▸ Request:
Transcribe all of the data exactly. Omit the pictures.

▸ Input rows:
- - - - -

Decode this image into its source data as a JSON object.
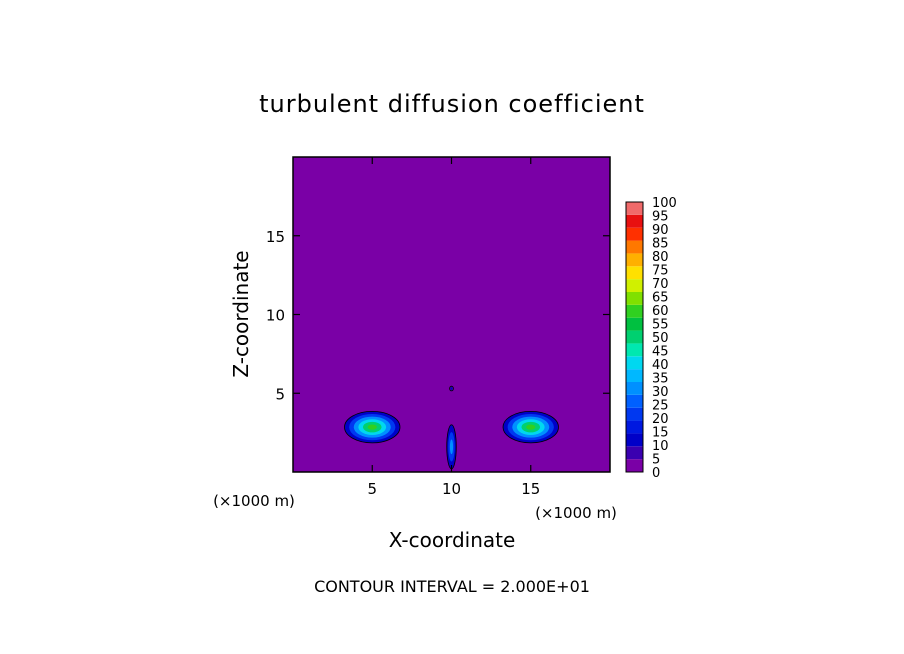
{
  "chart_data": {
    "type": "heatmap",
    "title": "turbulent diffusion coefficient",
    "xlabel": "X-coordinate",
    "ylabel": "Z-coordinate",
    "x_unit": "(×1000 m)",
    "y_unit": "(×1000 m)",
    "xlim": [
      0,
      20
    ],
    "ylim": [
      0,
      20
    ],
    "x_ticks": [
      5,
      10,
      15
    ],
    "y_ticks": [
      5,
      10,
      15
    ],
    "background_value": 0,
    "colorbar": {
      "min": 0,
      "max": 100,
      "labels": [
        "0",
        "5",
        "10",
        "15",
        "20",
        "25",
        "30",
        "35",
        "40",
        "45",
        "50",
        "55",
        "60",
        "65",
        "70",
        "75",
        "80",
        "85",
        "90",
        "95",
        "100"
      ],
      "colors": [
        "#7a00a6",
        "#3a00b0",
        "#0000c8",
        "#0018e0",
        "#0038f0",
        "#0060ff",
        "#0090ff",
        "#00b8ff",
        "#00d8f0",
        "#00e8b0",
        "#00d070",
        "#00c040",
        "#30d020",
        "#80e000",
        "#d0f000",
        "#ffe000",
        "#ffb000",
        "#ff7800",
        "#ff3000",
        "#e81010",
        "#f06a6a"
      ]
    },
    "regions": [
      {
        "name": "left-rotor",
        "x": 5.0,
        "z": 2.85,
        "rx": 1.75,
        "rz": 1.0,
        "peak": 60
      },
      {
        "name": "right-rotor",
        "x": 15.0,
        "z": 2.85,
        "rx": 1.75,
        "rz": 1.0,
        "peak": 60
      },
      {
        "name": "central-plume",
        "x": 10.0,
        "z": 1.6,
        "rx": 0.3,
        "rz": 1.4,
        "peak": 30
      },
      {
        "name": "small-cell",
        "x": 10.0,
        "z": 5.3,
        "rx": 0.12,
        "rz": 0.15,
        "peak": 10
      }
    ],
    "annotation": "CONTOUR INTERVAL = 2.000E+01"
  }
}
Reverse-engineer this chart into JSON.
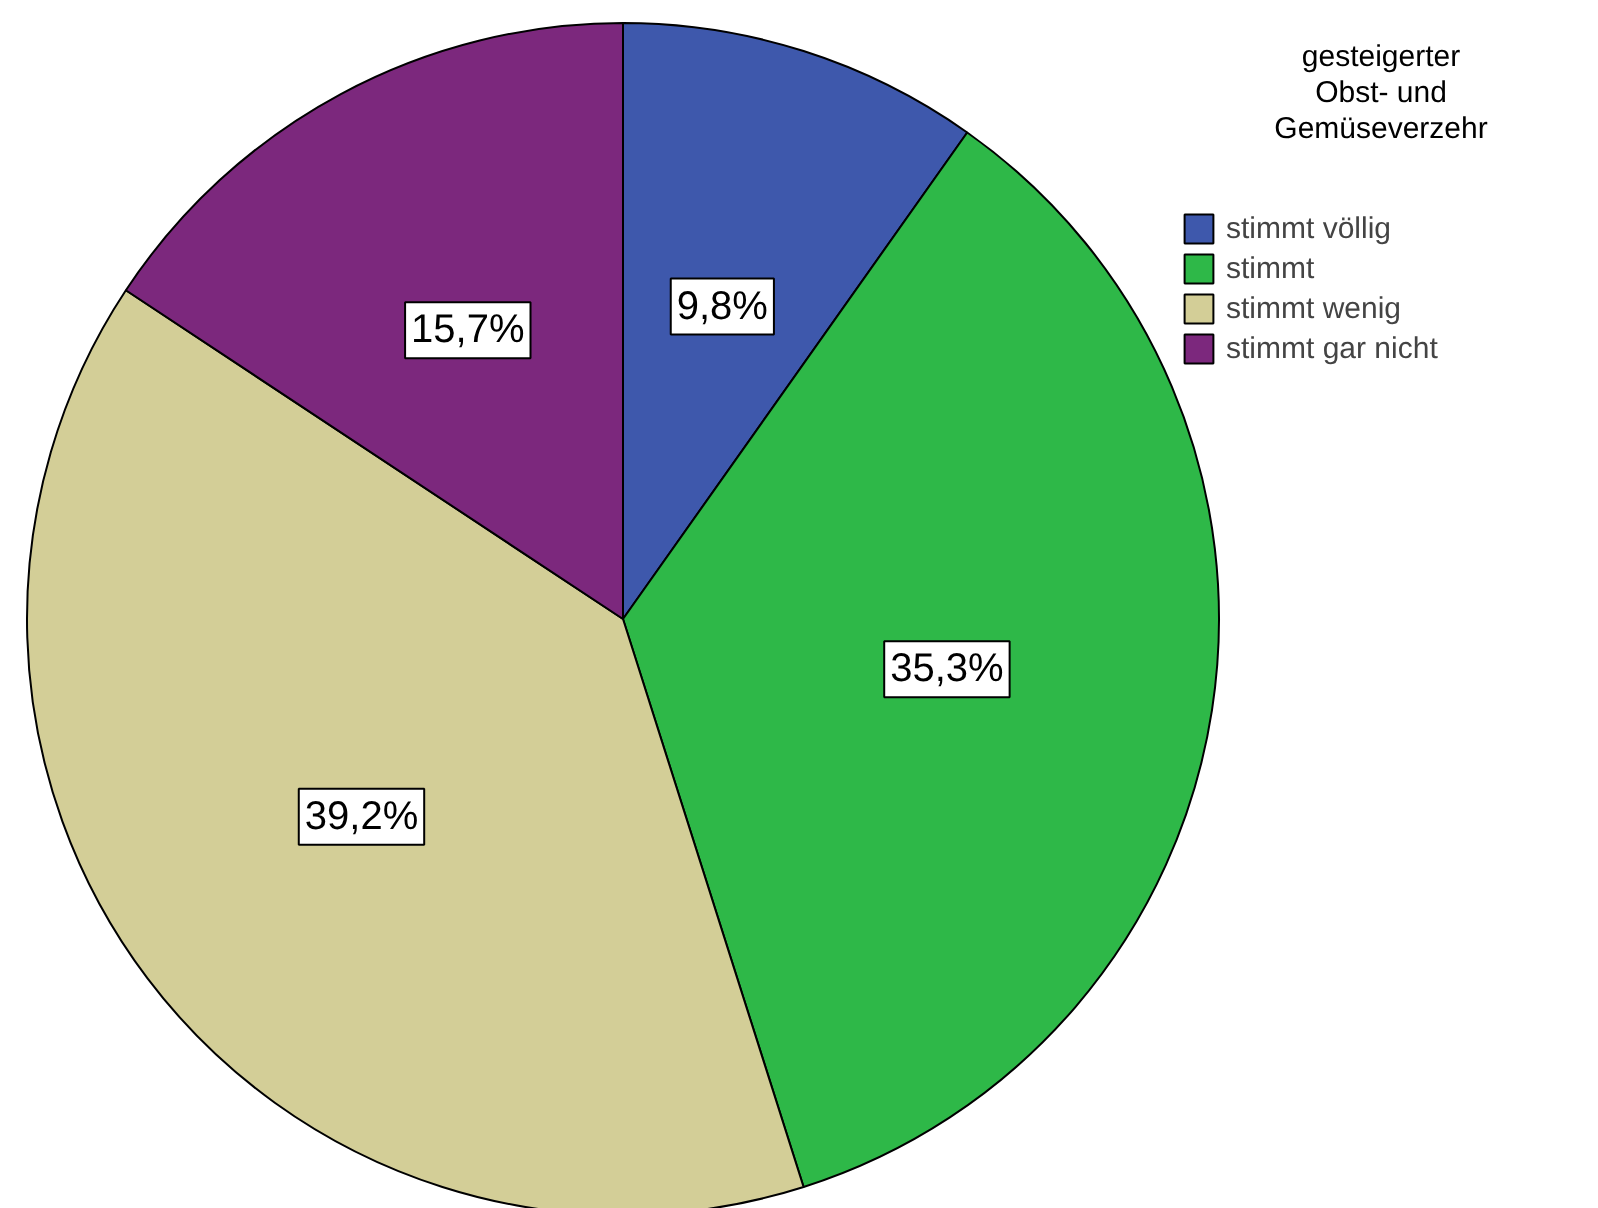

- - - - -

▸ Answer to this problem:
Decode this image into its source data as a JSON object.
{
  "chart_data": {
    "type": "heatmap",
    "title": "turbulent diffusion coefficient",
    "xlabel": "X-coordinate",
    "ylabel": "Z-coordinate",
    "x_unit": "(×1000 m)",
    "y_unit": "(×1000 m)",
    "xlim": [
      0,
      20
    ],
    "ylim": [
      0,
      20
    ],
    "x_ticks": [
      5,
      10,
      15
    ],
    "y_ticks": [
      5,
      10,
      15
    ],
    "background_value": 0,
    "colorbar": {
      "min": 0,
      "max": 100,
      "labels": [
        "0",
        "5",
        "10",
        "15",
        "20",
        "25",
        "30",
        "35",
        "40",
        "45",
        "50",
        "55",
        "60",
        "65",
        "70",
        "75",
        "80",
        "85",
        "90",
        "95",
        "100"
      ],
      "colors": [
        "#7a00a6",
        "#3a00b0",
        "#0000c8",
        "#0018e0",
        "#0038f0",
        "#0060ff",
        "#0090ff",
        "#00b8ff",
        "#00d8f0",
        "#00e8b0",
        "#00d070",
        "#00c040",
        "#30d020",
        "#80e000",
        "#d0f000",
        "#ffe000",
        "#ffb000",
        "#ff7800",
        "#ff3000",
        "#e81010",
        "#f06a6a"
      ]
    },
    "regions": [
      {
        "name": "left-rotor",
        "x": 5.0,
        "z": 2.85,
        "rx": 1.75,
        "rz": 1.0,
        "peak": 60
      },
      {
        "name": "right-rotor",
        "x": 15.0,
        "z": 2.85,
        "rx": 1.75,
        "rz": 1.0,
        "peak": 60
      },
      {
        "name": "central-plume",
        "x": 10.0,
        "z": 1.6,
        "rx": 0.3,
        "rz": 1.4,
        "peak": 30
      },
      {
        "name": "small-cell",
        "x": 10.0,
        "z": 5.3,
        "rx": 0.12,
        "rz": 0.15,
        "peak": 10
      }
    ],
    "annotation": "CONTOUR INTERVAL = 2.000E+01"
  }
}
Reverse-engineer this chart into JSON.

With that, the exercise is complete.